» **Source material**
====
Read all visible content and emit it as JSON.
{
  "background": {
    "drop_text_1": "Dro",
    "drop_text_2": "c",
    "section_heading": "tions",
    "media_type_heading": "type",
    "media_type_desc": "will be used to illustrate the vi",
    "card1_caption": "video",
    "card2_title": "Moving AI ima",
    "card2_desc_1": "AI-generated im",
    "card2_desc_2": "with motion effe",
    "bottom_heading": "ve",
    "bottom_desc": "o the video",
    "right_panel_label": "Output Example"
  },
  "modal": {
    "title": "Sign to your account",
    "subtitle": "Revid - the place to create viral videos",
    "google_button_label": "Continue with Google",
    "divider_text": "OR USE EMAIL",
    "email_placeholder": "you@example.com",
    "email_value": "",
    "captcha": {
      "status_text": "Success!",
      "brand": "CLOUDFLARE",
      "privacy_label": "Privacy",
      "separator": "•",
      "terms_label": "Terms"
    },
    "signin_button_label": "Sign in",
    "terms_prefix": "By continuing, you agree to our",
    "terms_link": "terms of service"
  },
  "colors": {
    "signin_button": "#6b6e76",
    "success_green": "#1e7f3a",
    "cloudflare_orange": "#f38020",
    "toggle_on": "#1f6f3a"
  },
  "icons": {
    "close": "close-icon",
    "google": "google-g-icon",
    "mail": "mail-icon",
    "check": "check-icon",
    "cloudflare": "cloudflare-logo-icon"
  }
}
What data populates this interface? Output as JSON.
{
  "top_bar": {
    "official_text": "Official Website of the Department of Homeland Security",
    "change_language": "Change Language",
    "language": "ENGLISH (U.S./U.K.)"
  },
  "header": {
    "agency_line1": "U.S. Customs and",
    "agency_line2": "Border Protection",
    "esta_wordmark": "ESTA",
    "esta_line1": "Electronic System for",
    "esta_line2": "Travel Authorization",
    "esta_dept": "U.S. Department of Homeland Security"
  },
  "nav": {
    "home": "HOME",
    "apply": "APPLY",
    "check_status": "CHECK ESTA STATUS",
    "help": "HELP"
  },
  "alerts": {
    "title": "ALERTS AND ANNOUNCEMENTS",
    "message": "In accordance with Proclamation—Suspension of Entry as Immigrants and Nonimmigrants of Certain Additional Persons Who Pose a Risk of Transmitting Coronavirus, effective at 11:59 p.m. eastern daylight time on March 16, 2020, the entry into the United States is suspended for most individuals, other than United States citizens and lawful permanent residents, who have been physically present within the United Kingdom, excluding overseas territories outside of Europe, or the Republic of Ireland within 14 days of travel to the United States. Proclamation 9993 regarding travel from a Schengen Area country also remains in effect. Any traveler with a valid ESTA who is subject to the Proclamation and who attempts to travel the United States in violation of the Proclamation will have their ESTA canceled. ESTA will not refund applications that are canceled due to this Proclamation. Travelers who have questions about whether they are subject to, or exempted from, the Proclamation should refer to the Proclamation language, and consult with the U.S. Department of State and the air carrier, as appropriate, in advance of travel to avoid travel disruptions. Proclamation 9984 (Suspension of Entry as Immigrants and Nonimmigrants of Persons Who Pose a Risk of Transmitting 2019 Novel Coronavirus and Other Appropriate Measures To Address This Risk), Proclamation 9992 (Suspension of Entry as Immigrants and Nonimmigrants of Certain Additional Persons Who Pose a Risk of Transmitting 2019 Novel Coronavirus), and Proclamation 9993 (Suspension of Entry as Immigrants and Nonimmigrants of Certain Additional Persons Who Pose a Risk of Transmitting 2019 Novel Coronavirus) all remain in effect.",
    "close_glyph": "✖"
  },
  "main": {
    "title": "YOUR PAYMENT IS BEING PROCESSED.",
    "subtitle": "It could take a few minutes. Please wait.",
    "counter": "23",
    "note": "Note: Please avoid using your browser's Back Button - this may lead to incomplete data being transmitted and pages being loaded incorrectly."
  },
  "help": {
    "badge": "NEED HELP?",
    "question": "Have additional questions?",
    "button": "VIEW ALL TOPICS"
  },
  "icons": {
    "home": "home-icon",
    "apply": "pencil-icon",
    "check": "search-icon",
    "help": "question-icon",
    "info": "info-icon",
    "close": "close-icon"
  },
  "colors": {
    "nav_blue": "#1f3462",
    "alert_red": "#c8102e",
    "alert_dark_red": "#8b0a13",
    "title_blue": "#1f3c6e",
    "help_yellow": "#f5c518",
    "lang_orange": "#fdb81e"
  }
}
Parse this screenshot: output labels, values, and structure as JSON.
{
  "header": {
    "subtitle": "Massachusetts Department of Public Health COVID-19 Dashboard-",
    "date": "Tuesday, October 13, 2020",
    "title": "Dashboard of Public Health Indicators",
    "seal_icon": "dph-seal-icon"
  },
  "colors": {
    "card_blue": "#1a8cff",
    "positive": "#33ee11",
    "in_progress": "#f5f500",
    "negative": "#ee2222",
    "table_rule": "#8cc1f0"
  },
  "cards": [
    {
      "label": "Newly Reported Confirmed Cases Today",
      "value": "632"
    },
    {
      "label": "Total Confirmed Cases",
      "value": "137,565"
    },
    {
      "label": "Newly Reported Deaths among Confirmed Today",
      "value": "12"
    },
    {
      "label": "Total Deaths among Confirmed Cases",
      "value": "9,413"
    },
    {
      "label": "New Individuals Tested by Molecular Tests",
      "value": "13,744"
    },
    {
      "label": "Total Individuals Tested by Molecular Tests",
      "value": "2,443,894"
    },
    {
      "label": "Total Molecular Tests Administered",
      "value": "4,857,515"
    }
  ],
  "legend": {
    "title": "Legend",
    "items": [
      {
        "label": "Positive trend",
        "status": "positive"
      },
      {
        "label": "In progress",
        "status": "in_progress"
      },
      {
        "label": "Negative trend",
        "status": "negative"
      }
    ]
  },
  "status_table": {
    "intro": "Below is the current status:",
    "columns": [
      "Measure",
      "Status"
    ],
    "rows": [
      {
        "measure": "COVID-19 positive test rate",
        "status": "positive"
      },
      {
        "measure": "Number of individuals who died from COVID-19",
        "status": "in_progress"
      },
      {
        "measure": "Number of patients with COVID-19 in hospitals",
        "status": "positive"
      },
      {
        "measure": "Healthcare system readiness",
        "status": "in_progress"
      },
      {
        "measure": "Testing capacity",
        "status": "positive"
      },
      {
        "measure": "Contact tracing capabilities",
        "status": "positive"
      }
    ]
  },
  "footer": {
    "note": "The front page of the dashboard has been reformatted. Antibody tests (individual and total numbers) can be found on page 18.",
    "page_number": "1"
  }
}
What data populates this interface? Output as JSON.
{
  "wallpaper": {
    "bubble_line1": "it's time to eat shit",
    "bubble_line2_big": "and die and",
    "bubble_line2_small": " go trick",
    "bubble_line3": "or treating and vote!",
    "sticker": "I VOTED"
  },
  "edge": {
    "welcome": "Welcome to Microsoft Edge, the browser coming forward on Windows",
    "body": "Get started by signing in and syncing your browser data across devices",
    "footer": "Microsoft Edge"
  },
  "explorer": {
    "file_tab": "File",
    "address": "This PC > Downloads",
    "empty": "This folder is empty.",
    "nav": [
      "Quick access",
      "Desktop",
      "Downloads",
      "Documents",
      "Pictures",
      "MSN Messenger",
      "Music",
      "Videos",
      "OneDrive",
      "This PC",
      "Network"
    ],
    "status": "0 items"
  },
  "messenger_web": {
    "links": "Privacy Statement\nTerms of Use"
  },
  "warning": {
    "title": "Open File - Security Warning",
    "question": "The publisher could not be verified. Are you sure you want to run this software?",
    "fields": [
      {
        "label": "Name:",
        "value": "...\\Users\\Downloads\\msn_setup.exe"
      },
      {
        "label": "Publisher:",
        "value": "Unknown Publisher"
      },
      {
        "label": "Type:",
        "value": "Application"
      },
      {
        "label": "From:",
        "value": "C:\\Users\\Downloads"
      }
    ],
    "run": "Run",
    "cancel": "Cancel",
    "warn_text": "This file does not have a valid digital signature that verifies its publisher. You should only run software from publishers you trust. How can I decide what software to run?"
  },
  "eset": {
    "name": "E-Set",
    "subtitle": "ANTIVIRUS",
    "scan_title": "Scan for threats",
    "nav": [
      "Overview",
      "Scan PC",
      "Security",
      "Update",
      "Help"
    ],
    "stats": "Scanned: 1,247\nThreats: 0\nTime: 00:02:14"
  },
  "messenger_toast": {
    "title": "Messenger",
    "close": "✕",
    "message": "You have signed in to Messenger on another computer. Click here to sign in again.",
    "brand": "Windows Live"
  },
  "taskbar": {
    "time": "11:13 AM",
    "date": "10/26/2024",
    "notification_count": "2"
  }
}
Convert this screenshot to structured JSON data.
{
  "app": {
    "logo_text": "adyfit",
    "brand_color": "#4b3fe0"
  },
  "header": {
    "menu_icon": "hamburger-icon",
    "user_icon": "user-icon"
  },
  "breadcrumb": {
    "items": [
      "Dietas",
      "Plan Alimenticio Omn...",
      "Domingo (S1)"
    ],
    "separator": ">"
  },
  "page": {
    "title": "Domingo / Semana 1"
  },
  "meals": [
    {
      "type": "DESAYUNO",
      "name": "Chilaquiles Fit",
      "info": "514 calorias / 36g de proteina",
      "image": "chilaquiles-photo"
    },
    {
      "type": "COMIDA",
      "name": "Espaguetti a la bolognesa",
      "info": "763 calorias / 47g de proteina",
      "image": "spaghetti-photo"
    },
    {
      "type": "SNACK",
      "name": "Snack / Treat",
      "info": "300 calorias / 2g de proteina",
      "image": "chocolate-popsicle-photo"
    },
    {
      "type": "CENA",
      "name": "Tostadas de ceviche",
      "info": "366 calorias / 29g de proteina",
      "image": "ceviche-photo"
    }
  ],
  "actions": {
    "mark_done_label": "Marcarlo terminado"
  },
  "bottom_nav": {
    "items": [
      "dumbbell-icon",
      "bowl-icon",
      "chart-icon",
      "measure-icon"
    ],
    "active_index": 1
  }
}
====
» **Task statement**
A word-for-word restatement of the lines running from the one with "Convert this screenshot" to the last line of the records is the whole answer.

» **Result of the task**
Convert this screenshot to structured JSON data.
{
  "app": {
    "logo_text": "adyfit",
    "brand_color": "#4b3fe0"
  },
  "header": {
    "menu_icon": "hamburger-icon",
    "user_icon": "user-icon"
  },
  "breadcrumb": {
    "items": [
      "Dietas",
      "Plan Alimenticio Omn...",
      "Domingo (S1)"
    ],
    "separator": ">"
  },
  "page": {
    "title": "Domingo / Semana 1"
  },
  "meals": [
    {
      "type": "DESAYUNO",
      "name": "Chilaquiles Fit",
      "info": "514 calorias / 36g de proteina",
      "image": "chilaquiles-photo"
    },
    {
      "type": "COMIDA",
      "name": "Espaguetti a la bolognesa",
      "info": "763 calorias / 47g de proteina",
      "image": "spaghetti-photo"
    },
    {
      "type": "SNACK",
      "name": "Snack / Treat",
      "info": "300 calorias / 2g de proteina",
      "image": "chocolate-popsicle-photo"
    },
    {
      "type": "CENA",
      "name": "Tostadas de ceviche",
      "info": "366 calorias / 29g de proteina",
      "image": "ceviche-photo"
    }
  ],
  "actions": {
    "mark_done_label": "Marcarlo terminado"
  },
  "bottom_nav": {
    "items": [
      "dumbbell-icon",
      "bowl-icon",
      "chart-icon",
      "measure-icon"
    ],
    "active_index": 1
  }
}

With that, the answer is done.